● Stated exercise
Count the lines in the records below that contain the word "background", and reply with only that number.

● Information given
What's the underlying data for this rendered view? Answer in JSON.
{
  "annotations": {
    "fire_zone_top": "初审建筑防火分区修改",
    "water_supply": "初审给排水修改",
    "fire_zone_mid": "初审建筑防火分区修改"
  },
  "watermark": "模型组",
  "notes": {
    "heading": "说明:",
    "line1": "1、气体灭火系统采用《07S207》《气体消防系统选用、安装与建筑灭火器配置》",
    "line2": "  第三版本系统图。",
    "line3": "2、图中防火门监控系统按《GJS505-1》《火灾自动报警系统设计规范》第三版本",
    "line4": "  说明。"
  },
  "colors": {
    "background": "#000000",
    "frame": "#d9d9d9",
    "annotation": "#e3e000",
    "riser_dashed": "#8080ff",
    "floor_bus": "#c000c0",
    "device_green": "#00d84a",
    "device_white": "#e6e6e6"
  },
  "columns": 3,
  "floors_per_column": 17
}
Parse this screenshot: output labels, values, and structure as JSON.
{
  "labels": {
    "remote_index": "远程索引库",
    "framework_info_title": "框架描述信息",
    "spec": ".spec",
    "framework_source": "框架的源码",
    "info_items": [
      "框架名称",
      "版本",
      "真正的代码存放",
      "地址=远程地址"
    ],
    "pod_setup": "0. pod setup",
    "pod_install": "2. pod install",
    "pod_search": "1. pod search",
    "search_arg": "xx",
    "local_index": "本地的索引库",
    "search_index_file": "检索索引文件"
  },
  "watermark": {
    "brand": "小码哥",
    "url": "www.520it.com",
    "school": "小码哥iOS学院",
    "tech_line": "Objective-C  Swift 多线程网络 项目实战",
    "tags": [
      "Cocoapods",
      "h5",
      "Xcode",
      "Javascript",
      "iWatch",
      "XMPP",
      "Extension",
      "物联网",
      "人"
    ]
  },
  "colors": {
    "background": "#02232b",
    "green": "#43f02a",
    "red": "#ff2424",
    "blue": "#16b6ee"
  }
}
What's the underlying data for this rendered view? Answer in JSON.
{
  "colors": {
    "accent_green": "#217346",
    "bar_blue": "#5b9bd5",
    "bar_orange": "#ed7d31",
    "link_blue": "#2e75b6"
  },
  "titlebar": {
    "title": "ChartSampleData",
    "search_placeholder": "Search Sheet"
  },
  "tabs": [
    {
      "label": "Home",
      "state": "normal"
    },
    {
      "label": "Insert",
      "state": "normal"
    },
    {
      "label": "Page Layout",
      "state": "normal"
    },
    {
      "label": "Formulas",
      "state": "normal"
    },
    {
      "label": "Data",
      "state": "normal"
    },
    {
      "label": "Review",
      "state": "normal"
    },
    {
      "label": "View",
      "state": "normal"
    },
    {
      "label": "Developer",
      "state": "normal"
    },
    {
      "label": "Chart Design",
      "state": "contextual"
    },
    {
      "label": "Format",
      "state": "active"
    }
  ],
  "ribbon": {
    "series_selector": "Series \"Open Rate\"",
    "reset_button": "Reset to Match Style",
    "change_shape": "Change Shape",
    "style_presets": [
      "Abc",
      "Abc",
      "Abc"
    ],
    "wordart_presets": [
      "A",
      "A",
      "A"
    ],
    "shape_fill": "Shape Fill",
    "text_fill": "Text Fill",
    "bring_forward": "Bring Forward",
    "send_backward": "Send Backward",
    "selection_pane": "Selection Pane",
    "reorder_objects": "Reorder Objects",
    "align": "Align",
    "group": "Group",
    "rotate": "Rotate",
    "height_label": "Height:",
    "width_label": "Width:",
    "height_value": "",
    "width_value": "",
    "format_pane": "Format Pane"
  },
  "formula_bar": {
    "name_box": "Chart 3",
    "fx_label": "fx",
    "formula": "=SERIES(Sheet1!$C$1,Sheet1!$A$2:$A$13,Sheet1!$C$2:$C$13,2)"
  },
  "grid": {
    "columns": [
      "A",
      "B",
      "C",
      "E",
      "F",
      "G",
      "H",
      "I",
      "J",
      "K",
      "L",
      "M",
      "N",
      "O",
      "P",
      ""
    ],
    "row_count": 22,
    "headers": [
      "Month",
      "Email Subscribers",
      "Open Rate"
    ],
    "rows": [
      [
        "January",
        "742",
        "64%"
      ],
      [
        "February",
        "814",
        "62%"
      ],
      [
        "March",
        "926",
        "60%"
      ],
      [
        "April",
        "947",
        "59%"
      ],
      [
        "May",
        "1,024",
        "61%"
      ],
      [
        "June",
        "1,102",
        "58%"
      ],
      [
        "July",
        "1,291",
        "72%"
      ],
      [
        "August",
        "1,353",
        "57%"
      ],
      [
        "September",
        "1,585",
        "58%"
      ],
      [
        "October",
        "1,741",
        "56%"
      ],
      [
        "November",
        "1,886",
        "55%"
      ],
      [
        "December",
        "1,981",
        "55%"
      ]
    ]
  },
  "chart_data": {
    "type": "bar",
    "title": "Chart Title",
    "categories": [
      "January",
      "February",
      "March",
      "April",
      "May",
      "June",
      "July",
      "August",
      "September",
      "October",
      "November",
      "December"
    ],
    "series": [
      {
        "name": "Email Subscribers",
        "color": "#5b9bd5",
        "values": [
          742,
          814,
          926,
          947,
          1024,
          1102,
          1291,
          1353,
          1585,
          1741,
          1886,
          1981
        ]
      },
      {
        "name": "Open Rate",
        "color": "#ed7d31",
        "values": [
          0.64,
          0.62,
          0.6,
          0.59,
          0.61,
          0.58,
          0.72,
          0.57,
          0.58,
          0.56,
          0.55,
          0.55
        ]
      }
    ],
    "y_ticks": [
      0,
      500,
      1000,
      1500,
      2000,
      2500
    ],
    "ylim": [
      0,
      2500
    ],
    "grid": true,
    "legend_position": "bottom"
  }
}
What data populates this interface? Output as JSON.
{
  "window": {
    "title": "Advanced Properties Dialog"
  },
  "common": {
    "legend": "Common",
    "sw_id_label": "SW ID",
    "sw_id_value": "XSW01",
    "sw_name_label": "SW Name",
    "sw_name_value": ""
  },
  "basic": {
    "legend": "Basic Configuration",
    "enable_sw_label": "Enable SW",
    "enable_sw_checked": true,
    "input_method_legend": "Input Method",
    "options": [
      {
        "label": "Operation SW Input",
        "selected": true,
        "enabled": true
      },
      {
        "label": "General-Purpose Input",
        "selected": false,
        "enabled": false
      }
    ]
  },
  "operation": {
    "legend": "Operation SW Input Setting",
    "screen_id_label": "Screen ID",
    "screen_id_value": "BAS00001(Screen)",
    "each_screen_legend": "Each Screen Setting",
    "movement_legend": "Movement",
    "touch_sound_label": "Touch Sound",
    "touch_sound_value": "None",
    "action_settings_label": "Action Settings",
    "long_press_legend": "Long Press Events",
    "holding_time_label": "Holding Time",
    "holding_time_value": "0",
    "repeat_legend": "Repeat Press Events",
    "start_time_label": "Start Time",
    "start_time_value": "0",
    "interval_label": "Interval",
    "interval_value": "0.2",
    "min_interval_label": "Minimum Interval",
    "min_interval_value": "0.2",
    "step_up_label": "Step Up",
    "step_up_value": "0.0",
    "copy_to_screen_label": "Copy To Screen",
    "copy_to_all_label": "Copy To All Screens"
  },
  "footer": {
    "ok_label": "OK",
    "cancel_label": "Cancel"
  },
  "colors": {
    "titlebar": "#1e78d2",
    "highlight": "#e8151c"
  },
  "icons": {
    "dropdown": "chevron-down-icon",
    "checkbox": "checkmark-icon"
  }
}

● Answer
2